__DO THIS__
Can you rewrite every line of the records below as one numbered list, skipping any blank lines and leaving the pictures out?

··· RECORDS FOR THE TASK ···

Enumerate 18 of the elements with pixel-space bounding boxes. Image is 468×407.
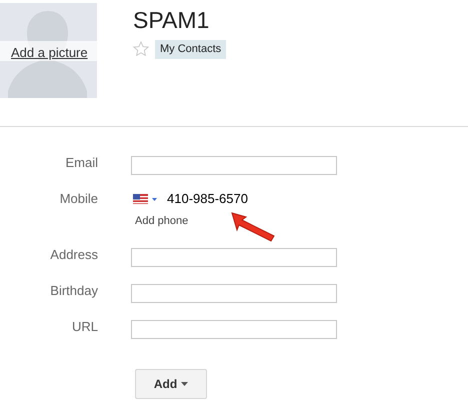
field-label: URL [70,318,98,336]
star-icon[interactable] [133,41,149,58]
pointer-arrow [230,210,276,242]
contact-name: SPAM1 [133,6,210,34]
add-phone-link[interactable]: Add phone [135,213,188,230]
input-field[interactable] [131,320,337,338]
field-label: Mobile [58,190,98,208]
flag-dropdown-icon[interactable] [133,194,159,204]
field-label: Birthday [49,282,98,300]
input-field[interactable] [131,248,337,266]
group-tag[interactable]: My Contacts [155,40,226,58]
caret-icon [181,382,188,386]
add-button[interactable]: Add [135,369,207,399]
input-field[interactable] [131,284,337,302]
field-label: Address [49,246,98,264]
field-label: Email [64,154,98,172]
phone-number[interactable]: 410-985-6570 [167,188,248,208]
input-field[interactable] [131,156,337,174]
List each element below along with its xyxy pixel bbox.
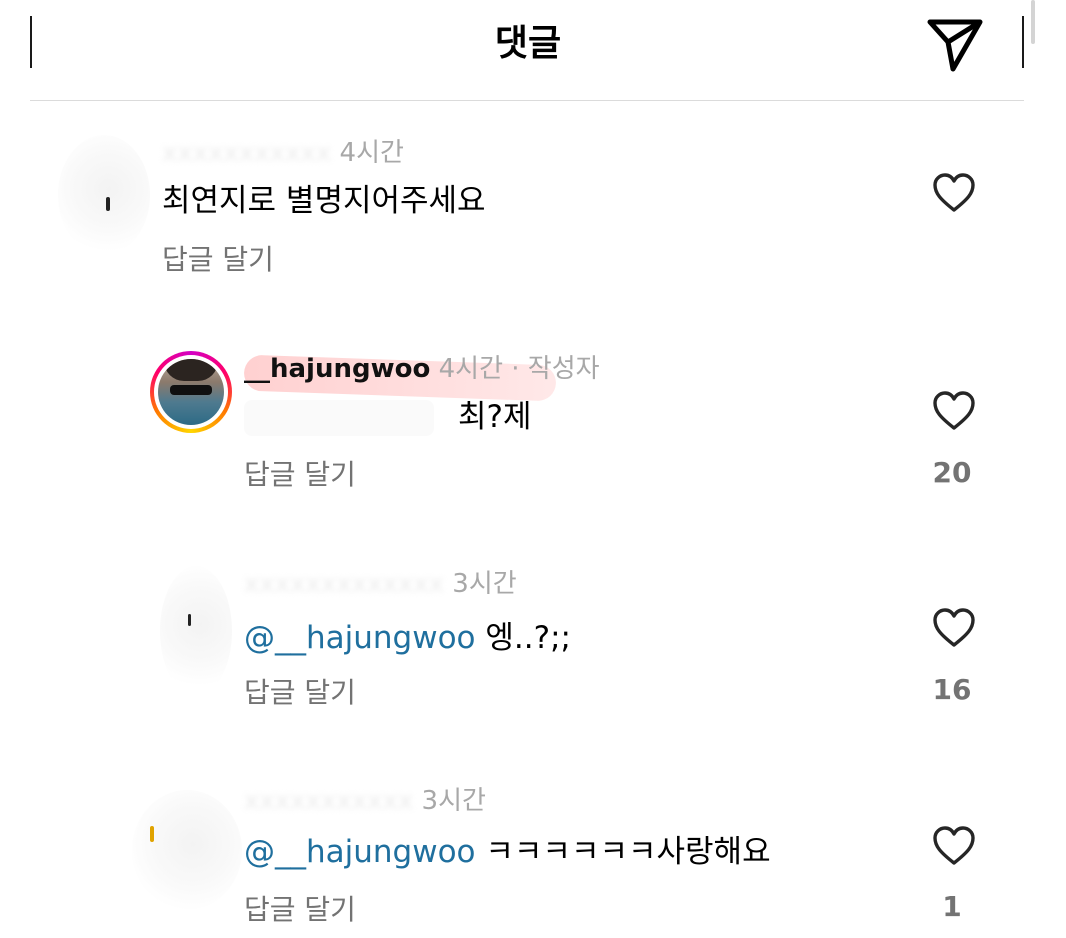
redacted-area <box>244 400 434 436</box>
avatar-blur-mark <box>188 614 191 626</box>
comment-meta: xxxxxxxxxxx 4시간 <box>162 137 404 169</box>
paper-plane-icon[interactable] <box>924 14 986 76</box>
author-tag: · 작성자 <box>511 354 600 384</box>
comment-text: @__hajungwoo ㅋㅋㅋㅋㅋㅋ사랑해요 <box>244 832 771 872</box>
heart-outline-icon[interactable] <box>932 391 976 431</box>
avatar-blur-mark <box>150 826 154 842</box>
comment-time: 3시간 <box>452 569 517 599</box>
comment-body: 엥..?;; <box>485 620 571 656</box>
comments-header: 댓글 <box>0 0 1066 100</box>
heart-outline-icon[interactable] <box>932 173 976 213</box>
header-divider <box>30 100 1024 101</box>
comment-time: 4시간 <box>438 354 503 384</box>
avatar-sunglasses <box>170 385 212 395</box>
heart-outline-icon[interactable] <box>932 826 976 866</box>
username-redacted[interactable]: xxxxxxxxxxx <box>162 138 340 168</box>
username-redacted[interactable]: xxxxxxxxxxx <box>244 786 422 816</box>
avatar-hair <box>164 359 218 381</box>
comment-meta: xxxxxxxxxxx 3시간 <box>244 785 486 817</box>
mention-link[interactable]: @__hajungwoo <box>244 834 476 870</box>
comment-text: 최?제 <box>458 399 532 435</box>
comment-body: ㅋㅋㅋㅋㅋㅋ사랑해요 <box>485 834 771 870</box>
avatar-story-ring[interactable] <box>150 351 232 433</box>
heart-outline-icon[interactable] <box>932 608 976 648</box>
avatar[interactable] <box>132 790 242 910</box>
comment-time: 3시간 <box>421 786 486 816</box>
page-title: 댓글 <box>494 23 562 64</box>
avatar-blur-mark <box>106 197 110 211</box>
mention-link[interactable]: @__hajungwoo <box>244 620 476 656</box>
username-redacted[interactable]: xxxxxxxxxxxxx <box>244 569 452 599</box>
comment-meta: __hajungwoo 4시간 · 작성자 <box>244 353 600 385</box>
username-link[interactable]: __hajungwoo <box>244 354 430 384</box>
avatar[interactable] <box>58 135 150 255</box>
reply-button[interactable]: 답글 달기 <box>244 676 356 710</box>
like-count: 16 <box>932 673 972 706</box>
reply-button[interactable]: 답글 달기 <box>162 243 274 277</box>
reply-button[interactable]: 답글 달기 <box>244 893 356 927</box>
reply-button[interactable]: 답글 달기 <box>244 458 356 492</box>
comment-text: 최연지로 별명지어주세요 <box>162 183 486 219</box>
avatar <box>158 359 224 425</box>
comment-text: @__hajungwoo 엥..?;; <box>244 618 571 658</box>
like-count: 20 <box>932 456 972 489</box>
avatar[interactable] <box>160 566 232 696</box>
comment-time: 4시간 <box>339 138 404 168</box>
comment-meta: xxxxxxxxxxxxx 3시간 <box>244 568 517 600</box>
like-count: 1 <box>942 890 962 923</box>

···

__EXERCISE RESULT__
1. Enumerate 18 of the elements with pixel-space bounding boxes. Image is 468×407.
2. field-label: URL [70,318,98,336]
3. star-icon[interactable] [133,41,149,58]
4. pointer-arrow [230,210,276,242]
5. contact-name: SPAM1 [133,6,210,34]
6. add-phone-link[interactable]: Add phone [135,213,188,230]
7. input-field[interactable] [131,320,337,338]
8. field-label: Mobile [58,190,98,208]
9. flag-dropdown-icon[interactable] [133,194,159,204]
10. field-label: Birthday [49,282,98,300]
11. input-field[interactable] [131,248,337,266]
12. group-tag[interactable]: My Contacts [155,40,226,58]
13. caret-icon [181,382,188,386]
14. add-button[interactable]: Add [135,369,207,399]
15. input-field[interactable] [131,284,337,302]
16. field-label: Address [49,246,98,264]
17. field-label: Email [64,154,98,172]
18. phone-number[interactable]: 410-985-6570 [167,188,248,208]
19. input-field[interactable] [131,156,337,174]
20. List each element below along with its xyxy pixel bbox.
21. redacted-area <box>244 400 434 436</box>
22. avatar-blur-mark <box>188 614 191 626</box>
23. comment-meta: xxxxxxxxxxx 4시간 <box>162 137 404 169</box>
24. paper-plane-icon[interactable] <box>924 14 986 76</box>
25. author-tag: · 작성자 <box>511 354 600 384</box>
26. comment-text: @__hajungwoo ㅋㅋㅋㅋㅋㅋ사랑해요 <box>244 832 771 872</box>
27. heart-outline-icon[interactable] <box>932 391 976 431</box>
28. avatar-blur-mark <box>150 826 154 842</box>
29. comment-time: 3시간 <box>452 569 517 599</box>
30. comment-body: 엥..?;; <box>485 620 571 656</box>
31. comments-header: 댓글 <box>0 0 1066 100</box>
32. heart-outline-icon[interactable] <box>932 173 976 213</box>
33. header-divider <box>30 100 1024 101</box>
34. comment-time: 4시간 <box>438 354 503 384</box>
35. avatar-sunglasses <box>170 385 212 395</box>
36. heart-outline-icon[interactable] <box>932 826 976 866</box>
37. username-redacted[interactable]: xxxxxxxxxxx <box>162 138 340 168</box>
38. username-redacted[interactable]: xxxxxxxxxxx <box>244 786 422 816</box>
39. avatar-hair <box>164 359 218 381</box>
40. comment-meta: xxxxxxxxxxx 3시간 <box>244 785 486 817</box>
41. mention-link[interactable]: @__hajungwoo <box>244 834 476 870</box>
42. comment-text: 최?제 <box>458 399 532 435</box>
43. comment-body: ㅋㅋㅋㅋㅋㅋ사랑해요 <box>485 834 771 870</box>
44. avatar-story-ring[interactable] <box>150 351 232 433</box>
45. heart-outline-icon[interactable] <box>932 608 976 648</box>
46. avatar[interactable] <box>132 790 242 910</box>
47. comment-time: 3시간 <box>421 786 486 816</box>
48. page-title: 댓글 <box>494 23 562 64</box>
49. avatar-blur-mark <box>106 197 110 211</box>
50. mention-link[interactable]: @__hajungwoo <box>244 620 476 656</box>
51. username-redacted[interactable]: xxxxxxxxxxxxx <box>244 569 452 599</box>
52. comment-meta: __hajungwoo 4시간 · 작성자 <box>244 353 600 385</box>
53. username-link[interactable]: __hajungwoo <box>244 354 430 384</box>
54. avatar[interactable] <box>58 135 150 255</box>
55. reply-button[interactable]: 답글 달기 <box>244 676 356 710</box>
56. like-count: 16 <box>932 673 972 706</box>
57. reply-button[interactable]: 답글 달기 <box>162 243 274 277</box>
58. reply-button[interactable]: 답글 달기 <box>244 893 356 927</box>
59. reply-button[interactable]: 답글 달기 <box>244 458 356 492</box>
60. comment-text: 최연지로 별명지어주세요 <box>162 183 486 219</box>
61. avatar <box>158 359 224 425</box>
62. comment-text: @__hajungwoo 엥..?;; <box>244 618 571 658</box>
63. like-count: 20 <box>932 456 972 489</box>
64. avatar[interactable] <box>160 566 232 696</box>
65. comment-time: 4시간 <box>339 138 404 168</box>
66. comment-meta: xxxxxxxxxxxxx 3시간 <box>244 568 517 600</box>
67. like-count: 1 <box>942 890 962 923</box>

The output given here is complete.